Make an exact copy of all the material below, apart from the pictures.

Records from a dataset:
========
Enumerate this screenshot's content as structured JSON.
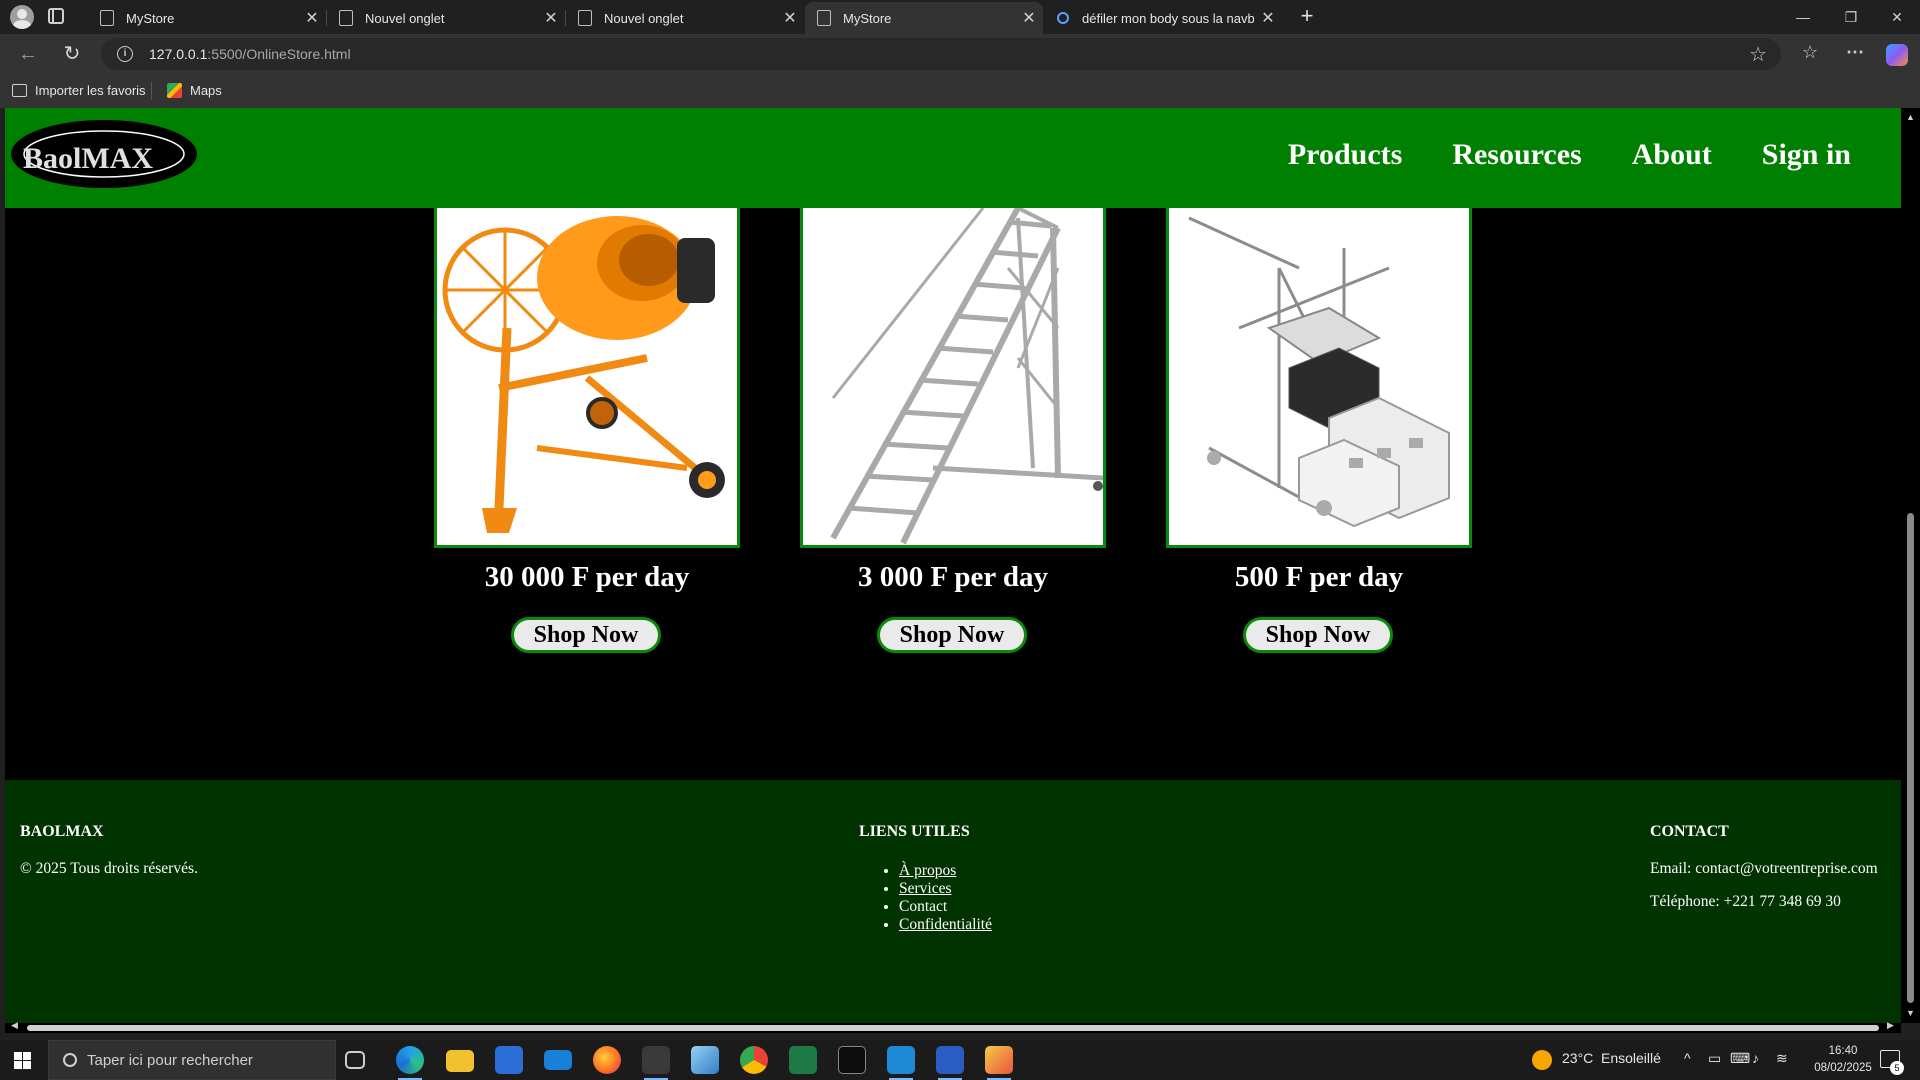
{
  "browser": {
    "tabs": [
      {
        "label": "MyStore",
        "close": "✕"
      },
      {
        "label": "Nouvel onglet",
        "close": "✕"
      },
      {
        "label": "Nouvel onglet",
        "close": "✕"
      },
      {
        "label": "MyStore",
        "close": "✕"
      },
      {
        "label": "défiler mon body sous la navbar",
        "close": "✕"
      }
    ],
    "active_tab": 3,
    "url_host": "127.0.0.1",
    "url_rest": ":5500/OnlineStore.html",
    "favorites": [
      {
        "label": "Importer les favoris"
      },
      {
        "label": "Maps"
      }
    ]
  },
  "site": {
    "logo_text": "BaolMAX",
    "nav": [
      "Products",
      "Resources",
      "About",
      "Sign in"
    ],
    "products": [
      {
        "price": "30 000 F per day",
        "button": "Shop Now",
        "image": "concrete-mixer-image"
      },
      {
        "price": "3 000 F per day",
        "button": "Shop Now",
        "image": "rolling-ladder-image"
      },
      {
        "price": "500 F per day",
        "button": "Shop Now",
        "image": "block-machine-image"
      }
    ],
    "footer": {
      "brand_title": "BAOLMAX",
      "copyright": "© 2025 Tous droits réservés.",
      "links_title": "LIENS UTILES",
      "links": [
        "À propos",
        "Services",
        "Contact",
        "Confidentialité"
      ],
      "contact_title": "CONTACT",
      "email": "Email: contact@votreentreprise.com",
      "phone": "Téléphone: +221 77 348 69 30"
    },
    "colors": {
      "navbar": "#008000",
      "footer": "#003300",
      "card_border": "#0a8a0a",
      "page_bg": "#000000"
    }
  },
  "taskbar": {
    "search_placeholder": "Taper ici pour rechercher",
    "weather_temp": "23°C",
    "weather_text": "Ensoleillé",
    "time": "16:40",
    "date": "08/02/2025",
    "notifications": "5"
  }
}
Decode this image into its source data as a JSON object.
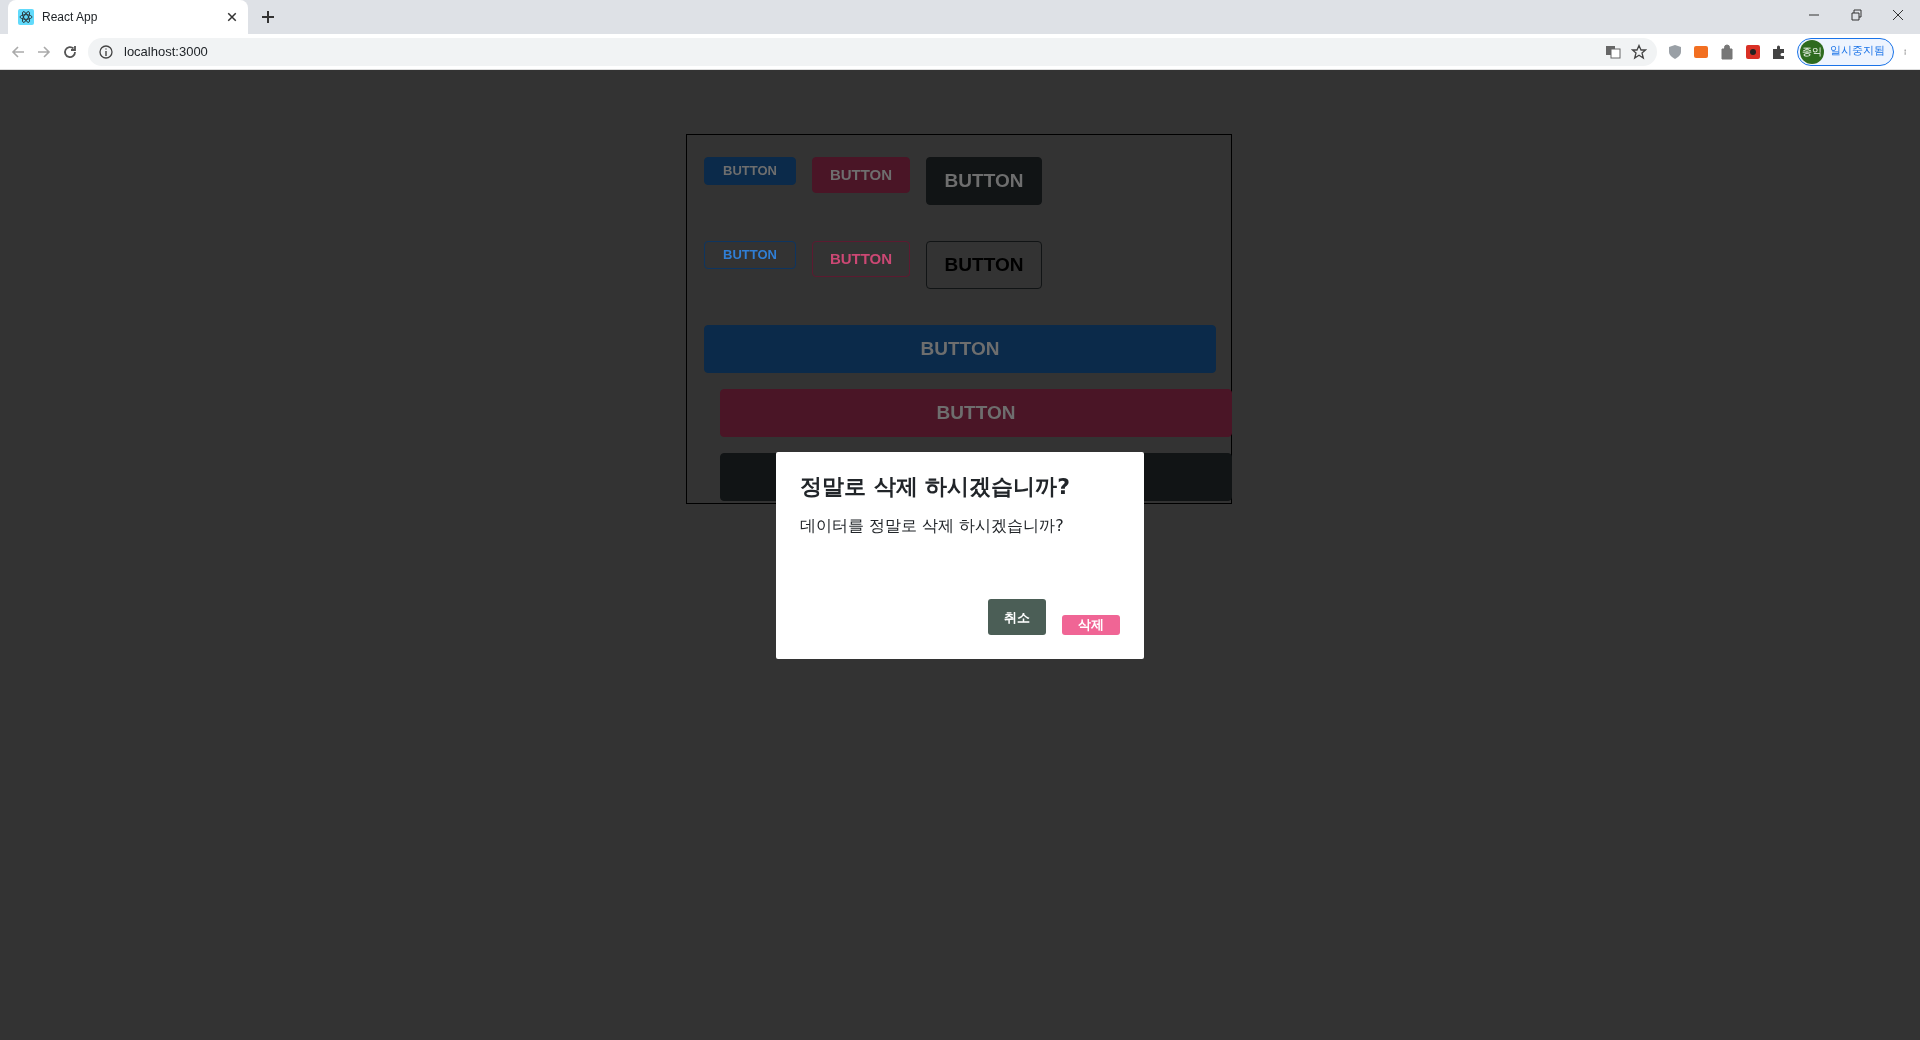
{
  "browser": {
    "tab": {
      "title": "React App"
    },
    "address": "localhost:3000",
    "profile": {
      "initials": "종익",
      "status": "일시중지됨"
    }
  },
  "buttons": [
    {
      "label": "BUTTON",
      "color": "#0b2a4a",
      "kind": "small",
      "outline": false
    },
    {
      "label": "BUTTON",
      "color": "#4a1526",
      "kind": "medium",
      "outline": false
    },
    {
      "label": "BUTTON",
      "color": "#111415",
      "kind": "large",
      "outline": false
    },
    {
      "label": "BUTTON",
      "color": "#0e3560",
      "kind": "small",
      "outline": true
    },
    {
      "label": "BUTTON",
      "color": "#5c1a30",
      "kind": "medium",
      "outline": true
    },
    {
      "label": "BUTTON",
      "color": "#111415",
      "kind": "large",
      "outline": true
    },
    {
      "label": "BUTTON",
      "color": "#0b2a4a",
      "kind": "wide",
      "outline": false
    },
    {
      "label": "BUTTON",
      "color": "#4a1526",
      "kind": "wide",
      "outline": false
    },
    {
      "color": "#111415",
      "kind": "wide",
      "outline": false
    }
  ],
  "dialog": {
    "title": "정말로 삭제 하시겠습니까?",
    "message": "데이터를 정말로 삭제 하시겠습니까?",
    "buttons": [
      {
        "label": "취소",
        "color": "#4b5e56",
        "kind": "cancel"
      },
      {
        "label": "삭제",
        "color": "#f06595",
        "kind": "confirm"
      }
    ]
  }
}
========
EXERCISE RESPONSE:
Enumerate this screenshot's content as structured JSON.
{
  "browser": {
    "tabs": [
      {
        "label": "MyStore",
        "close": "✕"
      },
      {
        "label": "Nouvel onglet",
        "close": "✕"
      },
      {
        "label": "Nouvel onglet",
        "close": "✕"
      },
      {
        "label": "MyStore",
        "close": "✕"
      },
      {
        "label": "défiler mon body sous la navbar",
        "close": "✕"
      }
    ],
    "active_tab": 3,
    "url_host": "127.0.0.1",
    "url_rest": ":5500/OnlineStore.html",
    "favorites": [
      {
        "label": "Importer les favoris"
      },
      {
        "label": "Maps"
      }
    ]
  },
  "site": {
    "logo_text": "BaolMAX",
    "nav": [
      "Products",
      "Resources",
      "About",
      "Sign in"
    ],
    "products": [
      {
        "price": "30 000 F per day",
        "button": "Shop Now",
        "image": "concrete-mixer-image"
      },
      {
        "price": "3 000 F per day",
        "button": "Shop Now",
        "image": "rolling-ladder-image"
      },
      {
        "price": "500 F per day",
        "button": "Shop Now",
        "image": "block-machine-image"
      }
    ],
    "footer": {
      "brand_title": "BAOLMAX",
      "copyright": "© 2025 Tous droits réservés.",
      "links_title": "LIENS UTILES",
      "links": [
        "À propos",
        "Services",
        "Contact",
        "Confidentialité"
      ],
      "contact_title": "CONTACT",
      "email": "Email: contact@votreentreprise.com",
      "phone": "Téléphone: +221 77 348 69 30"
    },
    "colors": {
      "navbar": "#008000",
      "footer": "#003300",
      "card_border": "#0a8a0a",
      "page_bg": "#000000"
    }
  },
  "taskbar": {
    "search_placeholder": "Taper ici pour rechercher",
    "weather_temp": "23°C",
    "weather_text": "Ensoleillé",
    "time": "16:40",
    "date": "08/02/2025",
    "notifications": "5"
  }
}
Decode this image into its source data as a JSON object.
{
  "browser": {
    "tab": {
      "title": "React App"
    },
    "address": "localhost:3000",
    "profile": {
      "initials": "종익",
      "status": "일시중지됨"
    }
  },
  "buttons": [
    {
      "label": "BUTTON",
      "color": "#0b2a4a",
      "kind": "small",
      "outline": false
    },
    {
      "label": "BUTTON",
      "color": "#4a1526",
      "kind": "medium",
      "outline": false
    },
    {
      "label": "BUTTON",
      "color": "#111415",
      "kind": "large",
      "outline": false
    },
    {
      "label": "BUTTON",
      "color": "#0e3560",
      "kind": "small",
      "outline": true
    },
    {
      "label": "BUTTON",
      "color": "#5c1a30",
      "kind": "medium",
      "outline": true
    },
    {
      "label": "BUTTON",
      "color": "#111415",
      "kind": "large",
      "outline": true
    },
    {
      "label": "BUTTON",
      "color": "#0b2a4a",
      "kind": "wide",
      "outline": false
    },
    {
      "label": "BUTTON",
      "color": "#4a1526",
      "kind": "wide",
      "outline": false
    },
    {
      "color": "#111415",
      "kind": "wide",
      "outline": false
    }
  ],
  "dialog": {
    "title": "정말로 삭제 하시겠습니까?",
    "message": "데이터를 정말로 삭제 하시겠습니까?",
    "buttons": [
      {
        "label": "취소",
        "color": "#4b5e56",
        "kind": "cancel"
      },
      {
        "label": "삭제",
        "color": "#f06595",
        "kind": "confirm"
      }
    ]
  }
}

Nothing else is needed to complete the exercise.